The entire listing is to be repeated verbatim.
── EXTRACTED DATA ──
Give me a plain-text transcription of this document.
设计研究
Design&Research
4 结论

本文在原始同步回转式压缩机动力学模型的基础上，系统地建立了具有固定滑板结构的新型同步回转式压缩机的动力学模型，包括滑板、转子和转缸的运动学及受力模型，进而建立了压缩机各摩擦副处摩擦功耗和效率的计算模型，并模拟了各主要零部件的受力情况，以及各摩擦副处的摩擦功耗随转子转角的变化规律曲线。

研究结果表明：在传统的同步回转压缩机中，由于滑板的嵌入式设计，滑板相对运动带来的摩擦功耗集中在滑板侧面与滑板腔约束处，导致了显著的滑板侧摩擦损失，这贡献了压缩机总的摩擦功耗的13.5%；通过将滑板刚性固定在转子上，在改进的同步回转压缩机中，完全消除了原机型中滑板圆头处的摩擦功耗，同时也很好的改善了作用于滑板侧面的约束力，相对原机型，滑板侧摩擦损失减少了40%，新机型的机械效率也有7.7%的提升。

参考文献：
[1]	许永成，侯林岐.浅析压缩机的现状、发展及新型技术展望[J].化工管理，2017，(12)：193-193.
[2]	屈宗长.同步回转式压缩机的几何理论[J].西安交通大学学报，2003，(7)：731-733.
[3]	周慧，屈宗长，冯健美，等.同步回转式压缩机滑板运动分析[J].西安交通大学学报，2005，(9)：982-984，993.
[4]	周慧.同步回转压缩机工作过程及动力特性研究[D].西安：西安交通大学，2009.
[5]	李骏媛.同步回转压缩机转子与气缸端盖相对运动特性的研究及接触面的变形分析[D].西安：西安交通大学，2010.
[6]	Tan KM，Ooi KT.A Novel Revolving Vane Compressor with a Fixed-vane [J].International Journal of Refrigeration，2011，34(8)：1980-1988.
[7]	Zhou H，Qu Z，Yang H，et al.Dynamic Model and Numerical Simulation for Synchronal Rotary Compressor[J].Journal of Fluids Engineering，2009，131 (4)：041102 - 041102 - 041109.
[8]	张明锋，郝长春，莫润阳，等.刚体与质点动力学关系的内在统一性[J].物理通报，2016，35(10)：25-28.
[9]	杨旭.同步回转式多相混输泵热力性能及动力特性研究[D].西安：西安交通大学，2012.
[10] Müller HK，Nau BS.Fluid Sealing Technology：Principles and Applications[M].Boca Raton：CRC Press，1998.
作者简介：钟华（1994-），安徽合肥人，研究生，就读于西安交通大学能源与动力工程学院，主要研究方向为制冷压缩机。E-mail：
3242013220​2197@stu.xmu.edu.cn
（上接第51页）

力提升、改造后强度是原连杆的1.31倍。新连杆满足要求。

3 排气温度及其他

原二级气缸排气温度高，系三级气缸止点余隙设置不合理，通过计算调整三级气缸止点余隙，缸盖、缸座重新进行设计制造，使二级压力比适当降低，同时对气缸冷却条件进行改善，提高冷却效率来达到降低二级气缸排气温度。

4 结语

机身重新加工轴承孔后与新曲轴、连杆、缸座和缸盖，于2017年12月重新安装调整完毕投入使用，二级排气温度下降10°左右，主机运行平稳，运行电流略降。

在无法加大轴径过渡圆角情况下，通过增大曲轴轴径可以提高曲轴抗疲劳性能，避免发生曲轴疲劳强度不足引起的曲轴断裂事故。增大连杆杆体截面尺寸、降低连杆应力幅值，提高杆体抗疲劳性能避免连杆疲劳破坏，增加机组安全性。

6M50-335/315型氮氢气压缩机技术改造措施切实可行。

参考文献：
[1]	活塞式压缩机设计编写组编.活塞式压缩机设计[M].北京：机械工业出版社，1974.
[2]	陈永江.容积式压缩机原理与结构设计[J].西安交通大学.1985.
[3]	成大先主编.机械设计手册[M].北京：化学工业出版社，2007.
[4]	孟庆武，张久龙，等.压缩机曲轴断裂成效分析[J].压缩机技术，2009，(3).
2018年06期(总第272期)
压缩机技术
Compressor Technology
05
───
§ **IN RESPONSE**:
Give me a plain-text transcription of this document.
设计研究
Design&Research
4 结论

本文在原始同步回转式压缩机动力学模型的基础上，系统地建立了具有固定滑板结构的新型同步回转式压缩机的动力学模型，包括滑板、转子和转缸的运动学及受力模型，进而建立了压缩机各摩擦副处摩擦功耗和效率的计算模型，并模拟了各主要零部件的受力情况，以及各摩擦副处的摩擦功耗随转子转角的变化规律曲线。

研究结果表明：在传统的同步回转压缩机中，由于滑板的嵌入式设计，滑板相对运动带来的摩擦功耗集中在滑板侧面与滑板腔约束处，导致了显著的滑板侧摩擦损失，这贡献了压缩机总的摩擦功耗的13.5%；通过将滑板刚性固定在转子上，在改进的同步回转压缩机中，完全消除了原机型中滑板圆头处的摩擦功耗，同时也很好的改善了作用于滑板侧面的约束力，相对原机型，滑板侧摩擦损失减少了40%，新机型的机械效率也有7.7%的提升。

参考文献：
[1]	许永成，侯林岐.浅析压缩机的现状、发展及新型技术展望[J].化工管理，2017，(12)：193-193.
[2]	屈宗长.同步回转式压缩机的几何理论[J].西安交通大学学报，2003，(7)：731-733.
[3]	周慧，屈宗长，冯健美，等.同步回转式压缩机滑板运动分析[J].西安交通大学学报，2005，(9)：982-984，993.
[4]	周慧.同步回转压缩机工作过程及动力特性研究[D].西安：西安交通大学，2009.
[5]	李骏媛.同步回转压缩机转子与气缸端盖相对运动特性的研究及接触面的变形分析[D].西安：西安交通大学，2010.
[6]	Tan KM，Ooi KT.A Novel Revolving Vane Compressor with a Fixed-vane [J].International Journal of Refrigeration，2011，34(8)：1980-1988.
[7]	Zhou H，Qu Z，Yang H，et al.Dynamic Model and Numerical Simulation for Synchronal Rotary Compressor[J].Journal of Fluids Engineering，2009，131 (4)：041102 - 041102 - 041109.
[8]	张明锋，郝长春，莫润阳，等.刚体与质点动力学关系的内在统一性[J].物理通报，2016，35(10)：25-28.
[9]	杨旭.同步回转式多相混输泵热力性能及动力特性研究[D].西安：西安交通大学，2012.
[10] Müller HK，Nau BS.Fluid Sealing Technology：Principles and Applications[M].Boca Raton：CRC Press，1998.
作者简介：钟华（1994-），安徽合肥人，研究生，就读于西安交通大学能源与动力工程学院，主要研究方向为制冷压缩机。E-mail：
3242013220​2197@stu.xmu.edu.cn
（上接第51页）

力提升、改造后强度是原连杆的1.31倍。新连杆满足要求。

3 排气温度及其他

原二级气缸排气温度高，系三级气缸止点余隙设置不合理，通过计算调整三级气缸止点余隙，缸盖、缸座重新进行设计制造，使二级压力比适当降低，同时对气缸冷却条件进行改善，提高冷却效率来达到降低二级气缸排气温度。

4 结语

机身重新加工轴承孔后与新曲轴、连杆、缸座和缸盖，于2017年12月重新安装调整完毕投入使用，二级排气温度下降10°左右，主机运行平稳，运行电流略降。

在无法加大轴径过渡圆角情况下，通过增大曲轴轴径可以提高曲轴抗疲劳性能，避免发生曲轴疲劳强度不足引起的曲轴断裂事故。增大连杆杆体截面尺寸、降低连杆应力幅值，提高杆体抗疲劳性能避免连杆疲劳破坏，增加机组安全性。

6M50-335/315型氮氢气压缩机技术改造措施切实可行。

参考文献：
[1]	活塞式压缩机设计编写组编.活塞式压缩机设计[M].北京：机械工业出版社，1974.
[2]	陈永江.容积式压缩机原理与结构设计[J].西安交通大学.1985.
[3]	成大先主编.机械设计手册[M].北京：化学工业出版社，2007.
[4]	孟庆武，张久龙，等.压缩机曲轴断裂成效分析[J].压缩机技术，2009，(3).
2018年06期(总第272期)
压缩机技术
Compressor Technology
05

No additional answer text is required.